- [WORK INSTRUCTION]:
Go through the lines below and copy any that hold the string "Synode".

-------

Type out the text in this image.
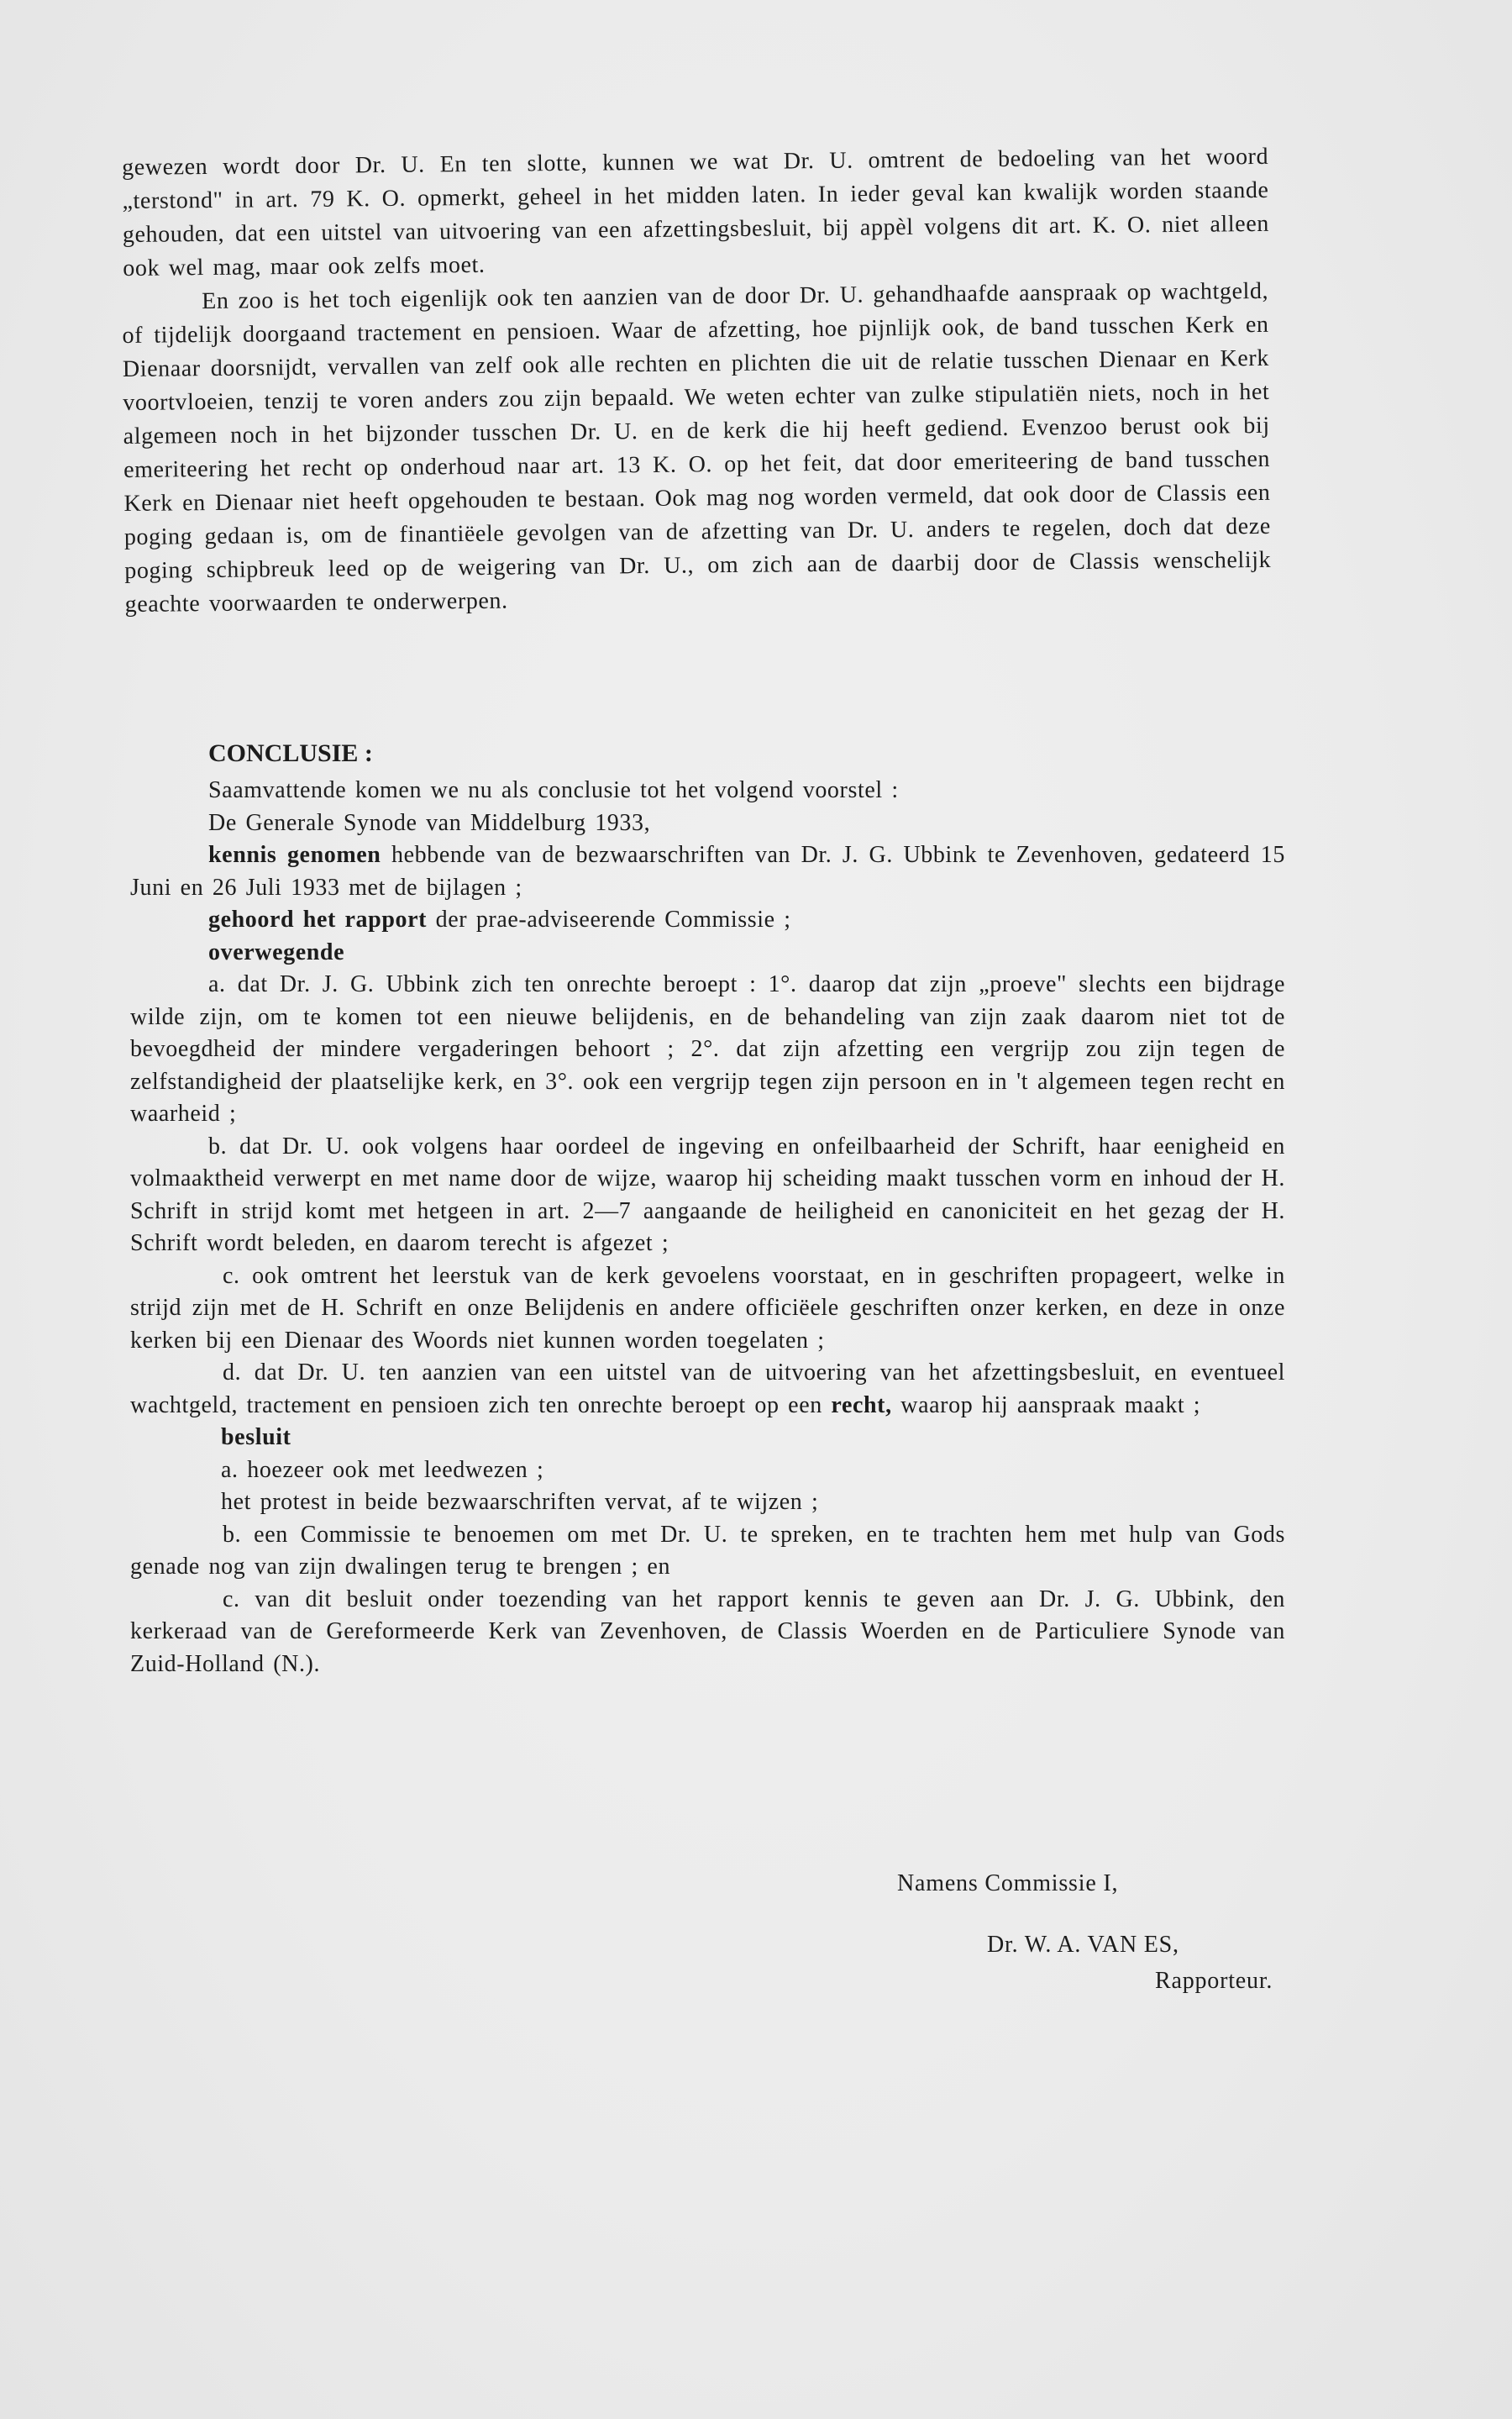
gewezen wordt door Dr. U. En ten slotte, kunnen we wat Dr. U. omtrent de bedoeling van het woord „terstond" in art. 79 K. O. opmerkt, geheel in het midden laten. In ieder geval kan kwalijk worden staande gehouden, dat een uitstel van uitvoering van een afzettingsbesluit, bij appèl volgens dit art. K. O. niet alleen ook wel mag, maar ook zelfs moet.

En zoo is het toch eigenlijk ook ten aanzien van de door Dr. U. gehandhaafde aanspraak op wachtgeld, of tijdelijk doorgaand tractement en pensioen. Waar de afzetting, hoe pijnlijk ook, de band tusschen Kerk en Dienaar doorsnijdt, vervallen van zelf ook alle rechten en plichten die uit de relatie tusschen Dienaar en Kerk voortvloeien, tenzij te voren anders zou zijn bepaald. We weten echter van zulke stipulatiën niets, noch in het algemeen noch in het bijzonder tusschen Dr. U. en de kerk die hij heeft gediend. Evenzoo berust ook bij emeriteering het recht op onderhoud naar art. 13 K. O. op het feit, dat door emeriteering de band tusschen Kerk en Dienaar niet heeft opgehouden te bestaan. Ook mag nog worden vermeld, dat ook door de Classis een poging gedaan is, om de finantiëele gevolgen van de afzetting van Dr. U. anders te regelen, doch dat deze poging schipbreuk leed op de weigering van Dr. U., om zich aan de daarbij door de Classis wenschelijk geachte voorwaarden te onderwerpen.

CONCLUSIE :

Saamvattende komen we nu als conclusie tot het volgend voorstel :
De Generale Synode van Middelburg 1933,
kennis genomen hebbende van de bezwaarschriften van Dr. J. G. Ubbink te Zevenhoven, gedateerd 15 Juni en 26 Juli 1933 met de bijlagen ;
gehoord het rapport der prae-adviseerende Commissie ;
overwegende
a. dat Dr. J. G. Ubbink zich ten onrechte beroept : 1°. daarop dat zijn „proeve" slechts een bijdrage wilde zijn, om te komen tot een nieuwe belijdenis, en de behandeling van zijn zaak daarom niet tot de bevoegdheid der mindere vergaderingen behoort ; 2°. dat zijn afzetting een vergrijp zou zijn tegen de zelfstandigheid der plaatselijke kerk, en 3°. ook een vergrijp tegen zijn persoon en in 't algemeen tegen recht en waarheid ;
b. dat Dr. U. ook volgens haar oordeel de ingeving en onfeilbaarheid der Schrift, haar eenigheid en volmaaktheid verwerpt en met name door de wijze, waarop hij scheiding maakt tusschen vorm en inhoud der H. Schrift in strijd komt met hetgeen in art. 2—7 aangaande de heiligheid en canoniciteit en het gezag der H. Schrift wordt beleden, en daarom terecht is afgezet ;
c. ook omtrent het leerstuk van de kerk gevoelens voorstaat, en in geschriften propageert, welke in strijd zijn met de H. Schrift en onze Belijdenis en andere officiëele geschriften onzer kerken, en deze in onze kerken bij een Dienaar des Woords niet kunnen worden toegelaten ;
d. dat Dr. U. ten aanzien van een uitstel van de uitvoering van het afzettingsbesluit, en eventueel wachtgeld, tractement en pensioen zich ten onrechte beroept op een recht, waarop hij aanspraak maakt ;
besluit
a. hoezeer ook met leedwezen ;
het protest in beide bezwaarschriften vervat, af te wijzen ;
b. een Commissie te benoemen om met Dr. U. te spreken, en te trachten hem met hulp van Gods genade nog van zijn dwalingen terug te brengen ; en
c. van dit besluit onder toezending van het rapport kennis te geven aan Dr. J. G. Ubbink, den kerkeraad van de Gereformeerde Kerk van Zevenhoven, de Classis Woerden en de Particuliere Synode van Zuid-Holland (N.).

Namens Commissie I,

Dr. W. A. VAN ES,

Rapporteur.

-------

- [SOLVED PROBLEM]:
De Generale Synode van Middelburg 1933,
c. van dit besluit onder toezending van het rapport kennis te geven aan Dr. J. G. Ubbink, den kerkeraad van de Gereformeerde Kerk van Zevenhoven, de Classis Woerden en de Particuliere Synode van Zuid-Holland (N.).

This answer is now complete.